— BEGIN —
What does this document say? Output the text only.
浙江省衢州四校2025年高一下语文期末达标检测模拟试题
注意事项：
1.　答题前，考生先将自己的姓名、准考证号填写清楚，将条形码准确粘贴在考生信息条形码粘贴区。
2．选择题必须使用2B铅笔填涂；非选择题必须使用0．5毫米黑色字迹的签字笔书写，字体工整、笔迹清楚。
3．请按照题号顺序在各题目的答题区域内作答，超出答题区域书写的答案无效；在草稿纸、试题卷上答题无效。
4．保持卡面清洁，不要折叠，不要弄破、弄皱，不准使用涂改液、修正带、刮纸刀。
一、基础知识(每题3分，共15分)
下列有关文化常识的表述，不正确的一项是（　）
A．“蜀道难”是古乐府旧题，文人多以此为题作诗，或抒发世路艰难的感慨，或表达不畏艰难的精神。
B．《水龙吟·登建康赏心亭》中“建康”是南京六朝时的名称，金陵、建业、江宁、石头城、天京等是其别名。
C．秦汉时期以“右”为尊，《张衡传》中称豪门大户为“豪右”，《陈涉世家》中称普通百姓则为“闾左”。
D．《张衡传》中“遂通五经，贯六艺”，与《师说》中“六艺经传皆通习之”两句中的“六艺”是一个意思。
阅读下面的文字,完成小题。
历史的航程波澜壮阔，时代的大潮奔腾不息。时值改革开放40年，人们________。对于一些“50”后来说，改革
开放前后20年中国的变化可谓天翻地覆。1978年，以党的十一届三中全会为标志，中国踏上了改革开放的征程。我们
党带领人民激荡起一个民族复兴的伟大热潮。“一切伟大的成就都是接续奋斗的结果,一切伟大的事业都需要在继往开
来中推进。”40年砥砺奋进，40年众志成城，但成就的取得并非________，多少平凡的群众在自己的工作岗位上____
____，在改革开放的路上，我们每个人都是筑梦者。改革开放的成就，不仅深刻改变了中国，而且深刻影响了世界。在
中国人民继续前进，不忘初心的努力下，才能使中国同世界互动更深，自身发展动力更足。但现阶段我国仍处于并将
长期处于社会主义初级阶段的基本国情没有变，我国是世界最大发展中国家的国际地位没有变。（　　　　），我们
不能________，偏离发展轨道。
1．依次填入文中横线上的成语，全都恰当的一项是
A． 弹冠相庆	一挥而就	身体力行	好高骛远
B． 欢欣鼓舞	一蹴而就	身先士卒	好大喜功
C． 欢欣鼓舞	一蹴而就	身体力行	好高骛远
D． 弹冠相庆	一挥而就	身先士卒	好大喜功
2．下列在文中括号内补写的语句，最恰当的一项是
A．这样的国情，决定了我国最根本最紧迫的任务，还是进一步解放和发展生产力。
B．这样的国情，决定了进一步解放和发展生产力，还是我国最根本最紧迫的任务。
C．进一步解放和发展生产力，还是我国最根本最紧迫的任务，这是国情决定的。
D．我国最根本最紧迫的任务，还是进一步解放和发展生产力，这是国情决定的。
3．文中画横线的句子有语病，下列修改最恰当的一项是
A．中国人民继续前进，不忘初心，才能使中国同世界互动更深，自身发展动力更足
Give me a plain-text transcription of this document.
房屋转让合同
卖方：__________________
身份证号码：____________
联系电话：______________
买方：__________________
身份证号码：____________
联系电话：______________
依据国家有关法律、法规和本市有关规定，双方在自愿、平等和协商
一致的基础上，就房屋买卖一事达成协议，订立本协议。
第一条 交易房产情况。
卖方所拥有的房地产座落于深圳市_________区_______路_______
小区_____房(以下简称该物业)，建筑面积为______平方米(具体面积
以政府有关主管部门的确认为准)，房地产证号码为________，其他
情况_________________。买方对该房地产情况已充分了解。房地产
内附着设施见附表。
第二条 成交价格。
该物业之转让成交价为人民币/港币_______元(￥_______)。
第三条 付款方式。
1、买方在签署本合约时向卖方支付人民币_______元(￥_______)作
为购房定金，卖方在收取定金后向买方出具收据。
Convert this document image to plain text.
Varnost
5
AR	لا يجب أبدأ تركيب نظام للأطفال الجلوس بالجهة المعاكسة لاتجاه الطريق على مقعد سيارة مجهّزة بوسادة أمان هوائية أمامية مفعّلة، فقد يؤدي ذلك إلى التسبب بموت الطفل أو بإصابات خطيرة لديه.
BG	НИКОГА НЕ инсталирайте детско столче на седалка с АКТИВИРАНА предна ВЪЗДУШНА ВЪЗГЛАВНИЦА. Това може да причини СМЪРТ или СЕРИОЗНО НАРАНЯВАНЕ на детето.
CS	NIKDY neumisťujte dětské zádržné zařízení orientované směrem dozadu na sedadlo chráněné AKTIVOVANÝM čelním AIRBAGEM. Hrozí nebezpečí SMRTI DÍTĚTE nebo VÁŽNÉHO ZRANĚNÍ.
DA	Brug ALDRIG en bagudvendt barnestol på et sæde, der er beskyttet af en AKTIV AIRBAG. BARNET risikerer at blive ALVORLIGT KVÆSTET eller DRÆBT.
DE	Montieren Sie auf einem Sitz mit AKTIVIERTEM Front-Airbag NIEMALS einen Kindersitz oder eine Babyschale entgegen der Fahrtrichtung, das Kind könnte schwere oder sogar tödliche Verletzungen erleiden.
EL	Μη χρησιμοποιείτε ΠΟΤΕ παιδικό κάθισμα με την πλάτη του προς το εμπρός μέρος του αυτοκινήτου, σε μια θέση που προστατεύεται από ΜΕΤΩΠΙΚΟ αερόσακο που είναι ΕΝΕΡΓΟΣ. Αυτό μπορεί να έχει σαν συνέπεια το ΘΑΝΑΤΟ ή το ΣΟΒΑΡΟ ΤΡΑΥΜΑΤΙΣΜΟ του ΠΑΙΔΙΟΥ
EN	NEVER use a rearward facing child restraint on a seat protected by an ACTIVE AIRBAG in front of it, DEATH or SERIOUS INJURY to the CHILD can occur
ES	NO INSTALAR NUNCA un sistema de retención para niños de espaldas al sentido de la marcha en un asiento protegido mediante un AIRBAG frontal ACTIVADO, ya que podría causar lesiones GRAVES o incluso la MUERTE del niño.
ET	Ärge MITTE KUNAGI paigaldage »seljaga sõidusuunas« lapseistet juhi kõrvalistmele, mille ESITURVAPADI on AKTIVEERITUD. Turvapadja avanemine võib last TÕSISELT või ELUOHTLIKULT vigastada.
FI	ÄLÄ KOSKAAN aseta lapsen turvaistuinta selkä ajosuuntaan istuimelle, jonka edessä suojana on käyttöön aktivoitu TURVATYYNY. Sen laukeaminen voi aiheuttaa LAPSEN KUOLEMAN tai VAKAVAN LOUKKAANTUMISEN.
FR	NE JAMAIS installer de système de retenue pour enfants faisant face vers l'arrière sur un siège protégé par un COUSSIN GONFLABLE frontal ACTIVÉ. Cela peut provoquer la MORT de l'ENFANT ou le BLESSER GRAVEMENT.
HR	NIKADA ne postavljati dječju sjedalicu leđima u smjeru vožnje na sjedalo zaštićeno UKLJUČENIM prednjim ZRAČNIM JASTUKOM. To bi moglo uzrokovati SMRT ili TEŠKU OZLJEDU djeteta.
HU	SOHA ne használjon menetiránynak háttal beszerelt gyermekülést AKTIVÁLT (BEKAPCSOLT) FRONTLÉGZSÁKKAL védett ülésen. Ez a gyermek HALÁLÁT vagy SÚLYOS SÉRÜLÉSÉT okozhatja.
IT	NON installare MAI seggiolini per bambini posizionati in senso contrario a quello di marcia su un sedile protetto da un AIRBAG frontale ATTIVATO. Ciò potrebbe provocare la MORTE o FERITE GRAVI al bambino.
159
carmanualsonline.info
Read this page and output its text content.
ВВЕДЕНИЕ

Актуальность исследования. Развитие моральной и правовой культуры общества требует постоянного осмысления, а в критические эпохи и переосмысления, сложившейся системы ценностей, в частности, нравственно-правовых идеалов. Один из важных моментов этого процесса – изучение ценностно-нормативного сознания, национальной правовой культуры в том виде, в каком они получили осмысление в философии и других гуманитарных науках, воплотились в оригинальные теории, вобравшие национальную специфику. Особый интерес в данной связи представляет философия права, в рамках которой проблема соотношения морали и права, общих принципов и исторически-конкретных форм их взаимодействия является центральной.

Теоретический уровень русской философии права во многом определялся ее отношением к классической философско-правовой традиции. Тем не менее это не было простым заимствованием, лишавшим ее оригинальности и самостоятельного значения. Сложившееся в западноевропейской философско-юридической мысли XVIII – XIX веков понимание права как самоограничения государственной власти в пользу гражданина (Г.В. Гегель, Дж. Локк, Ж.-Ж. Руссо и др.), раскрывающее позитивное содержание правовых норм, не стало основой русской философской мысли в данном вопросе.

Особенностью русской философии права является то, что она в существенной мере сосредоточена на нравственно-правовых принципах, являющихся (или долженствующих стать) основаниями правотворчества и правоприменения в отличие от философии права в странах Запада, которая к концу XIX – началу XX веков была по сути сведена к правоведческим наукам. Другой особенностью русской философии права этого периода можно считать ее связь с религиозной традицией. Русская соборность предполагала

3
— END —
Among the lines of the material, find those that hold the word "还是进一步解放和发展生产力" and copy them.

A．这样的国情，决定了我国最根本最紧迫的任务，还是进一步解放和发展生产力。
D．我国最根本最紧迫的任务，还是进一步解放和发展生产力，这是国情决定的。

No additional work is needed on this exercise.